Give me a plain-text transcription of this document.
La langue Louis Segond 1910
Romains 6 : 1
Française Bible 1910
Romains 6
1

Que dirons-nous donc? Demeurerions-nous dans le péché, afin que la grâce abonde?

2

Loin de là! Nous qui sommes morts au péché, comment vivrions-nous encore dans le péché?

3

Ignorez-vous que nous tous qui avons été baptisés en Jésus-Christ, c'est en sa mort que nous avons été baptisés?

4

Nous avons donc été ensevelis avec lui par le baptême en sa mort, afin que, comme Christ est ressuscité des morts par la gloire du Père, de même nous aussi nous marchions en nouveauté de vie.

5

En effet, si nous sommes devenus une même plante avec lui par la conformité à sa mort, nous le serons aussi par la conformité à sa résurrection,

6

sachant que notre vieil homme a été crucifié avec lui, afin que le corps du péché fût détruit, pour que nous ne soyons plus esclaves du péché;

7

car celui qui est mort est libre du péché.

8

_ _ _ _

◆ Task details ◆
Report the number of lines containing the string "donc" and add nothing to it.

◆ Reply to the exercise ◆
2